* **Information shown**
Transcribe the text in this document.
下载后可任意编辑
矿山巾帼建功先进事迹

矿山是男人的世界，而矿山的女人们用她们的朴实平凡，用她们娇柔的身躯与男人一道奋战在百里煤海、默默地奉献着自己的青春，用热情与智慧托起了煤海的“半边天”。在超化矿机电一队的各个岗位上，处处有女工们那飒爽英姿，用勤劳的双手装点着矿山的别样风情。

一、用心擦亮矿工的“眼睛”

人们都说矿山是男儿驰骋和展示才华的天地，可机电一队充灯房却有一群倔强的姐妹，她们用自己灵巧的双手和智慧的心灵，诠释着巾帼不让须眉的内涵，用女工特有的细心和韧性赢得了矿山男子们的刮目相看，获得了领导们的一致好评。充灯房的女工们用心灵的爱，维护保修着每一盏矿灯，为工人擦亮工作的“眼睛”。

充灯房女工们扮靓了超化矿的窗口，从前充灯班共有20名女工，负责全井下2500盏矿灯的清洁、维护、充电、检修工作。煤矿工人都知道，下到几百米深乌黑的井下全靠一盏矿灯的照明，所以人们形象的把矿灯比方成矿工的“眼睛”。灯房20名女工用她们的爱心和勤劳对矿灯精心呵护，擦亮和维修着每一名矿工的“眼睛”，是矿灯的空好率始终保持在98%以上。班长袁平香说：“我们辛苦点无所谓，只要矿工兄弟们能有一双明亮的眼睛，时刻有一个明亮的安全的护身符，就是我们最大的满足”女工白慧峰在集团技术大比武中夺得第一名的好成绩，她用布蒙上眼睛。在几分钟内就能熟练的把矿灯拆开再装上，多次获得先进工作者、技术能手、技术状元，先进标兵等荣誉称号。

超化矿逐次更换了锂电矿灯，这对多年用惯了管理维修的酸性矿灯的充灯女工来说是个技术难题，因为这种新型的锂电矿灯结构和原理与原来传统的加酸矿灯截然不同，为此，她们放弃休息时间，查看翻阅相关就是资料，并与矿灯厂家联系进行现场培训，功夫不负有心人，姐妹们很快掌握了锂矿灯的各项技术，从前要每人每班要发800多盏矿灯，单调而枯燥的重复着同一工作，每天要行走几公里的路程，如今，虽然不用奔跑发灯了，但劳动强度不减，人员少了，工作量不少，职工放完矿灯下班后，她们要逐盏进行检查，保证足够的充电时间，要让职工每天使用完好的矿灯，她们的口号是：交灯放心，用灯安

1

* **Stated task**
Write down the full listing again, exactly.

* **Answer to the exercise**
Transcribe the text in this document.
下载后可任意编辑
矿山巾帼建功先进事迹

矿山是男人的世界，而矿山的女人们用她们的朴实平凡，用她们娇柔的身躯与男人一道奋战在百里煤海、默默地奉献着自己的青春，用热情与智慧托起了煤海的“半边天”。在超化矿机电一队的各个岗位上，处处有女工们那飒爽英姿，用勤劳的双手装点着矿山的别样风情。

一、用心擦亮矿工的“眼睛”

人们都说矿山是男儿驰骋和展示才华的天地，可机电一队充灯房却有一群倔强的姐妹，她们用自己灵巧的双手和智慧的心灵，诠释着巾帼不让须眉的内涵，用女工特有的细心和韧性赢得了矿山男子们的刮目相看，获得了领导们的一致好评。充灯房的女工们用心灵的爱，维护保修着每一盏矿灯，为工人擦亮工作的“眼睛”。

充灯房女工们扮靓了超化矿的窗口，从前充灯班共有20名女工，负责全井下2500盏矿灯的清洁、维护、充电、检修工作。煤矿工人都知道，下到几百米深乌黑的井下全靠一盏矿灯的照明，所以人们形象的把矿灯比方成矿工的“眼睛”。灯房20名女工用她们的爱心和勤劳对矿灯精心呵护，擦亮和维修着每一名矿工的“眼睛”，是矿灯的空好率始终保持在98%以上。班长袁平香说：“我们辛苦点无所谓，只要矿工兄弟们能有一双明亮的眼睛，时刻有一个明亮的安全的护身符，就是我们最大的满足”女工白慧峰在集团技术大比武中夺得第一名的好成绩，她用布蒙上眼睛。在几分钟内就能熟练的把矿灯拆开再装上，多次获得先进工作者、技术能手、技术状元，先进标兵等荣誉称号。

超化矿逐次更换了锂电矿灯，这对多年用惯了管理维修的酸性矿灯的充灯女工来说是个技术难题，因为这种新型的锂电矿灯结构和原理与原来传统的加酸矿灯截然不同，为此，她们放弃休息时间，查看翻阅相关就是资料，并与矿灯厂家联系进行现场培训，功夫不负有心人，姐妹们很快掌握了锂矿灯的各项技术，从前要每人每班要发800多盏矿灯，单调而枯燥的重复着同一工作，每天要行走几公里的路程，如今，虽然不用奔跑发灯了，但劳动强度不减，人员少了，工作量不少，职工放完矿灯下班后，她们要逐盏进行检查，保证足够的充电时间，要让职工每天使用完好的矿灯，她们的口号是：交灯放心，用灯安

1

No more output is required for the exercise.